◆ WORK TO BE COMPLETED:
According to the profile of Camilo Moya, which club did he join in June 2022?

◆ DOCUMENT SECTION:
—————

Personal information
- Full name: Camilo Andrés Moya Carreño
- Date of birth: March 19, 1998 (age 28)
- Place of birth: Santiago, Chile
- Height: 1.69 m (5 ft 7 in)
- Position: Defensive midfielder

Team information
- Current team: Unión La Calera

Youth career
- Universidad de Chile

Senior career*
- Years: Team / Apps / (Gls)
- 2016–2022: Universidad de Chile / 64 / (2)
- 2017: → Getafe B (loan) / 5 / (0)
- 2018: → San Luis (loan) / 25 / (0)
- 2022–2024: O'Higgins / 65 / (3)
- 2025–: Unión La Calera / 0 / (0)

International career^{‡}
- 2015: Chile U17 / 4 / (1)
- 2020–2021: Chile U23 / 3 / (1)

= Camilo Moya =

Chilean footballer (born 1998)

Camilo Andrés Moya Carreño (born 19 March 1998) is a Chilean professional footballer who currently plays for Chilean Primera División club Unión La Calera as a midfielder.

==Club career==
Moya began playing football in Universidad de Chile's youth system. during his term with Universidad de Chile, he was loaned to Spanish club Getafe B and San Luis de Quillota in 2017 and 2018, respectively.

In June 2022, he joined O'Higgins after ending his contract with Universidad de Chile.

Moya signed with Unión La Calera for the 2025 season.

==International career==
Moya played for Chile U17 at the 2015 FIFA U-17 World Cup finals, helping Chile reach the knock-out stage.

—————

(Data extracted from a collection)
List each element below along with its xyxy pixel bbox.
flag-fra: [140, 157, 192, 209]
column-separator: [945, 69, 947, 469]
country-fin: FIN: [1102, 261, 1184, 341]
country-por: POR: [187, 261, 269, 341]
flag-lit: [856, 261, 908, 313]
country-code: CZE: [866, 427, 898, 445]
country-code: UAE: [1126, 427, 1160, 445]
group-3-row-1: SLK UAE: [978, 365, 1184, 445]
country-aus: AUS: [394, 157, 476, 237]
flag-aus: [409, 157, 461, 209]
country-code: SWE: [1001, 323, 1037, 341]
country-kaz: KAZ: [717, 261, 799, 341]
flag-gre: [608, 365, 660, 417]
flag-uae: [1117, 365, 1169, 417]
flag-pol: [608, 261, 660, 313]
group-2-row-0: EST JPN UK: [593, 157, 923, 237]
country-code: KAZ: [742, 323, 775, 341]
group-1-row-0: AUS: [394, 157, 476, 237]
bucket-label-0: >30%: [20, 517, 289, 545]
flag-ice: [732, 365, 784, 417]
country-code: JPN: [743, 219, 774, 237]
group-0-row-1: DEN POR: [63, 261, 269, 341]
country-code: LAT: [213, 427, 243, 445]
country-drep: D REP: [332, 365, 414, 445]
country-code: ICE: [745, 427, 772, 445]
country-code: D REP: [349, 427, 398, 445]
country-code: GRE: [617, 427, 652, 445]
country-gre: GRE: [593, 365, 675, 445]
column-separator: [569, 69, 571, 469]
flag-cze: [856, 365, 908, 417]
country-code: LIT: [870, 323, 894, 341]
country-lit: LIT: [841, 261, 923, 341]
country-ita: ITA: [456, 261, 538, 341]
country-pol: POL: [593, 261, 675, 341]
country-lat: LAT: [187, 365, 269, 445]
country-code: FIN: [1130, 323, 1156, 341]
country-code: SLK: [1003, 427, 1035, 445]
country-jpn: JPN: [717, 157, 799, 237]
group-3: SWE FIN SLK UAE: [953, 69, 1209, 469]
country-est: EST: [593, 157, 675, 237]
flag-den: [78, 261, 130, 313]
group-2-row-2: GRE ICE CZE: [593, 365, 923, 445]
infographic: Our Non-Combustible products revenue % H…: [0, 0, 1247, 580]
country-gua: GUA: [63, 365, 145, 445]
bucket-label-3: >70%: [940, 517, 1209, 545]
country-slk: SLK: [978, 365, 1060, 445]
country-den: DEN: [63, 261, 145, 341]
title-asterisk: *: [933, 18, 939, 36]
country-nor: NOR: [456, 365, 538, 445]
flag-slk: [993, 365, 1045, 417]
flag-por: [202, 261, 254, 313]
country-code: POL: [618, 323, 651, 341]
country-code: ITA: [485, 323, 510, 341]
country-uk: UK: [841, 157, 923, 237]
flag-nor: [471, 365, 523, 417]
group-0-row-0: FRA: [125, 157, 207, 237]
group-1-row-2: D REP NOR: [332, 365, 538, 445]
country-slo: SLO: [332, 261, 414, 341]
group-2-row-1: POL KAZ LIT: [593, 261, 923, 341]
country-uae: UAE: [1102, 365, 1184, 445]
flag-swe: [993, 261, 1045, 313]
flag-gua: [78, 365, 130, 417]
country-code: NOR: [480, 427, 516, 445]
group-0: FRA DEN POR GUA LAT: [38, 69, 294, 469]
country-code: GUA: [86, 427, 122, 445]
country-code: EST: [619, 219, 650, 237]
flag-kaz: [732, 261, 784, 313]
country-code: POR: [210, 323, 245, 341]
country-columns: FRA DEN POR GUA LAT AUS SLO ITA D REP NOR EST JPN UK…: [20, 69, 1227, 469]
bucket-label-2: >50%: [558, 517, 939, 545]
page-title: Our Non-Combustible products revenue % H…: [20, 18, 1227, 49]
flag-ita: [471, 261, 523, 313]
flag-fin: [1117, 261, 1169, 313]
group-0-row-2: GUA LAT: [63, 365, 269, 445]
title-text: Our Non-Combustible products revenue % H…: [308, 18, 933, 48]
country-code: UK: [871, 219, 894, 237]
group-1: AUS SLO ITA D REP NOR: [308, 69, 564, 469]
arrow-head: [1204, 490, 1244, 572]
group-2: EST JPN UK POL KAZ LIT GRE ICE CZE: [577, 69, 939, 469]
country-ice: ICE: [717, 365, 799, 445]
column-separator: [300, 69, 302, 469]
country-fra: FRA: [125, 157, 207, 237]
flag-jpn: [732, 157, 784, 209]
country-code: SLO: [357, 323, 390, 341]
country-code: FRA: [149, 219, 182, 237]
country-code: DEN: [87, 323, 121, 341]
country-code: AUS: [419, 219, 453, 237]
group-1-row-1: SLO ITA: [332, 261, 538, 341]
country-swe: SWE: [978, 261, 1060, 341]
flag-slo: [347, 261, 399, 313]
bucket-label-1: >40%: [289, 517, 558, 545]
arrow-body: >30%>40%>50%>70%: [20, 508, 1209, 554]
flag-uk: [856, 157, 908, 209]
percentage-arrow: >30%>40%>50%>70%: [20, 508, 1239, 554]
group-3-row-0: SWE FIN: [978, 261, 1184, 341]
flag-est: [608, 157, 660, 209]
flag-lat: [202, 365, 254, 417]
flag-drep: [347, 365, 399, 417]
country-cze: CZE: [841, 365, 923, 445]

—————

◆ ANSWER TO THIS PROBLEM:
He joined O'Higgins.